### [Problem to solve]
Copy every line from the records below that holds the word "JAZZ".

Recorded data
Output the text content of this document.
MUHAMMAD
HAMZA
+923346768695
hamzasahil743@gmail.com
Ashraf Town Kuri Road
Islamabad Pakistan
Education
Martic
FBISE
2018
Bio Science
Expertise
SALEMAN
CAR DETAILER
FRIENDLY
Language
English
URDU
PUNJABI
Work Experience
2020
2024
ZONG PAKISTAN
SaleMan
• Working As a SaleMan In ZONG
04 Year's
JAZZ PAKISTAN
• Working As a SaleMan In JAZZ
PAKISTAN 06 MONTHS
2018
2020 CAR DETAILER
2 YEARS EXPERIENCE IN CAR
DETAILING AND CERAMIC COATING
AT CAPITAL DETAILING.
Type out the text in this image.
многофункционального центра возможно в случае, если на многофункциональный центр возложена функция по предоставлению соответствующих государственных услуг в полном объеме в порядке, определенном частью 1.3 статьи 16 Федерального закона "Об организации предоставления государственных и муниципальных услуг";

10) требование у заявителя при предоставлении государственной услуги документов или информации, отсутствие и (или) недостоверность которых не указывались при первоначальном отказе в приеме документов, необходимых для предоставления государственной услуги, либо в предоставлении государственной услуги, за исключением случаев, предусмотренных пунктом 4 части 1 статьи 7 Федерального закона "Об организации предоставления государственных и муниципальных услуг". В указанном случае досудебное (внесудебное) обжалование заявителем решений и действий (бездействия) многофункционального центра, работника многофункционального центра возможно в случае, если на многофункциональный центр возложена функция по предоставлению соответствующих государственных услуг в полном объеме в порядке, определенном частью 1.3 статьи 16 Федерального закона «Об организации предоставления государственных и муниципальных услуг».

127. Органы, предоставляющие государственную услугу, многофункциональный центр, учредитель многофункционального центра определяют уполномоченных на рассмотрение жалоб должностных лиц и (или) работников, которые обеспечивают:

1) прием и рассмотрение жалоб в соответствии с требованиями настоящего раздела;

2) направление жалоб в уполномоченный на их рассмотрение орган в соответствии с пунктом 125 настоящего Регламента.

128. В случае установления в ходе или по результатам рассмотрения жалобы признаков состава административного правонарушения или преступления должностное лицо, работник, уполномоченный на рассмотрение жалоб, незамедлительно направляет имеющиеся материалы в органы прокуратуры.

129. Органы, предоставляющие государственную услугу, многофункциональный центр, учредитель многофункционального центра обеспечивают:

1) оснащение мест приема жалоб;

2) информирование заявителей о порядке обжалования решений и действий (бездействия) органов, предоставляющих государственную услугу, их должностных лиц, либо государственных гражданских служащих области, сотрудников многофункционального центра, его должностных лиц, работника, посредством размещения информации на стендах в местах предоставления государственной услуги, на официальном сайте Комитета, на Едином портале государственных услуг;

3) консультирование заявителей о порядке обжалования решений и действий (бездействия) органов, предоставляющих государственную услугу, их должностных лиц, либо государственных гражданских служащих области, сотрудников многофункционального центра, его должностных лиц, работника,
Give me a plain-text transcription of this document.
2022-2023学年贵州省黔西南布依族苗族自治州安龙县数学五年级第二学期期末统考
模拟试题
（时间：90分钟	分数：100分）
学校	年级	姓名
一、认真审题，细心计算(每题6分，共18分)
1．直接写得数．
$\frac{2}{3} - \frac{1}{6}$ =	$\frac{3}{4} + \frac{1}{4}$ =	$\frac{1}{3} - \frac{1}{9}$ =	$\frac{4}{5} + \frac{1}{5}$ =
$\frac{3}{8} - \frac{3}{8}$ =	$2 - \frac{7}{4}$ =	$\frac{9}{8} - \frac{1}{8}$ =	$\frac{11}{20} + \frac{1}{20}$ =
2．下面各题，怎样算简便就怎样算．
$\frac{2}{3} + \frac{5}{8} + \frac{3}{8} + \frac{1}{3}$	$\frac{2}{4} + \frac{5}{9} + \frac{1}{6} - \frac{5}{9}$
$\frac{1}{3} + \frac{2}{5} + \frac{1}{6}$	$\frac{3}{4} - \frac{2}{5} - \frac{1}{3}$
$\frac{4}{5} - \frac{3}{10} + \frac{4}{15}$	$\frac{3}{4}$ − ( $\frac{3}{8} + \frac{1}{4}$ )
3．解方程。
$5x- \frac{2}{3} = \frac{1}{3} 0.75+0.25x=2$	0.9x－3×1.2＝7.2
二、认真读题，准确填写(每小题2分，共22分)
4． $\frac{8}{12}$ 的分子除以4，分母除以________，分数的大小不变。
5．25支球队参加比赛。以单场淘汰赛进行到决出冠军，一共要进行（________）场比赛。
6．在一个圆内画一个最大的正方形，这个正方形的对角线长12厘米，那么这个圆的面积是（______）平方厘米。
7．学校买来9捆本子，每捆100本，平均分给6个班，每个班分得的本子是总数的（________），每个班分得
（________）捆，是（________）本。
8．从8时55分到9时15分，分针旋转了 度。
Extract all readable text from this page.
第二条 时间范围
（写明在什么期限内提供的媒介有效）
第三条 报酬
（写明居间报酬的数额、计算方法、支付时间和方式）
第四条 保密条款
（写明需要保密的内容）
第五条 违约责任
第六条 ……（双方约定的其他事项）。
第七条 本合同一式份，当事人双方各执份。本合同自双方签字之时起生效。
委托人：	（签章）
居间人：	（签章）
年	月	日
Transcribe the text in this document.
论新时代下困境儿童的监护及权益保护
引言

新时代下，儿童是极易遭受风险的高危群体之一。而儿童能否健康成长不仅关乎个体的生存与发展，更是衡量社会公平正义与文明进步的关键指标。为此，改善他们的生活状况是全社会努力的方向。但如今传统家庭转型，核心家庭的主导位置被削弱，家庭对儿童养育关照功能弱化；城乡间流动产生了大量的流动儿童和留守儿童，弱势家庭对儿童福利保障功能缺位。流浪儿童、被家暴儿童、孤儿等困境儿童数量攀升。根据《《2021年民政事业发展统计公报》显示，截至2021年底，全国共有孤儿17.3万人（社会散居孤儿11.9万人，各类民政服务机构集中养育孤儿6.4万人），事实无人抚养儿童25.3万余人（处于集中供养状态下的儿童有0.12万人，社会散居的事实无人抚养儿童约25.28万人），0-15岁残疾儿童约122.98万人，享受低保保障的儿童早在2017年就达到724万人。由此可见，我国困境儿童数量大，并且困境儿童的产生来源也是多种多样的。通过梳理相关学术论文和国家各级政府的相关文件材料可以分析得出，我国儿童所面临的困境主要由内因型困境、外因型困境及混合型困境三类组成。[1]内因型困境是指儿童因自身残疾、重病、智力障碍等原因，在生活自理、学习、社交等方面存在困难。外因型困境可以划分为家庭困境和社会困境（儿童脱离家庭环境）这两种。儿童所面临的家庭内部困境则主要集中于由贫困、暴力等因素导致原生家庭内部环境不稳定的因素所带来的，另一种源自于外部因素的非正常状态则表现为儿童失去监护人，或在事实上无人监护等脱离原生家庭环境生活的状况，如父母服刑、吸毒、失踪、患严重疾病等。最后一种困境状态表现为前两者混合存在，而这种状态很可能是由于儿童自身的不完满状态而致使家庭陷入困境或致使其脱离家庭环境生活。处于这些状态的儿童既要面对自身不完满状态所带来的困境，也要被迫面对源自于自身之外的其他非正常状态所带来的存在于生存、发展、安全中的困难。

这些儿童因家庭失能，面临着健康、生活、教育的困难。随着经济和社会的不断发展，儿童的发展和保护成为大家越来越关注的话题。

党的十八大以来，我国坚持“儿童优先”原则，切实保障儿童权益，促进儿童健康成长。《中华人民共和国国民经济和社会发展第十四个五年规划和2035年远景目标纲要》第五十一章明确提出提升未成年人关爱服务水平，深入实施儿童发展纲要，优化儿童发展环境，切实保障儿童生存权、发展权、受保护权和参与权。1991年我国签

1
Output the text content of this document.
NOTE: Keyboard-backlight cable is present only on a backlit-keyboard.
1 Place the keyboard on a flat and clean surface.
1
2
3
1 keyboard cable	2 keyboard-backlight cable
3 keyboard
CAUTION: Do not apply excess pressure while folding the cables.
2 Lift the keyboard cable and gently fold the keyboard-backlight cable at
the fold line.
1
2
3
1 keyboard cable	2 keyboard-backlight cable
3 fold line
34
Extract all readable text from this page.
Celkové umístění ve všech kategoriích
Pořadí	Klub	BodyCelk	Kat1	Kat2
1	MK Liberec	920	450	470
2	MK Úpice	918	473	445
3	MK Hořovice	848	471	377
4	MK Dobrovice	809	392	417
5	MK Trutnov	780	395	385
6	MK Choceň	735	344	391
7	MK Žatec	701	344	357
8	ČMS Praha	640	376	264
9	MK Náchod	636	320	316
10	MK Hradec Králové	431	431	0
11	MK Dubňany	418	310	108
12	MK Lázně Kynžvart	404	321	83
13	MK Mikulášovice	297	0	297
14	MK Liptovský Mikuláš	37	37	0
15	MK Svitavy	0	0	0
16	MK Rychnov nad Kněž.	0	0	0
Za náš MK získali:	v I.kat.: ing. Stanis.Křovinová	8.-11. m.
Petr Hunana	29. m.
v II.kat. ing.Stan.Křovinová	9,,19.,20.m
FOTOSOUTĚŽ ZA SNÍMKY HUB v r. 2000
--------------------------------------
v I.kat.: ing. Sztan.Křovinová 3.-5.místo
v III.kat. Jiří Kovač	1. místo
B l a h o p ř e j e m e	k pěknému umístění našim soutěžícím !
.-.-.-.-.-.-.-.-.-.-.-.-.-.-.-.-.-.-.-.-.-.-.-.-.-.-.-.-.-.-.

### [Written response]
JAZZ PAKISTAN
• Working As a SaleMan In JAZZ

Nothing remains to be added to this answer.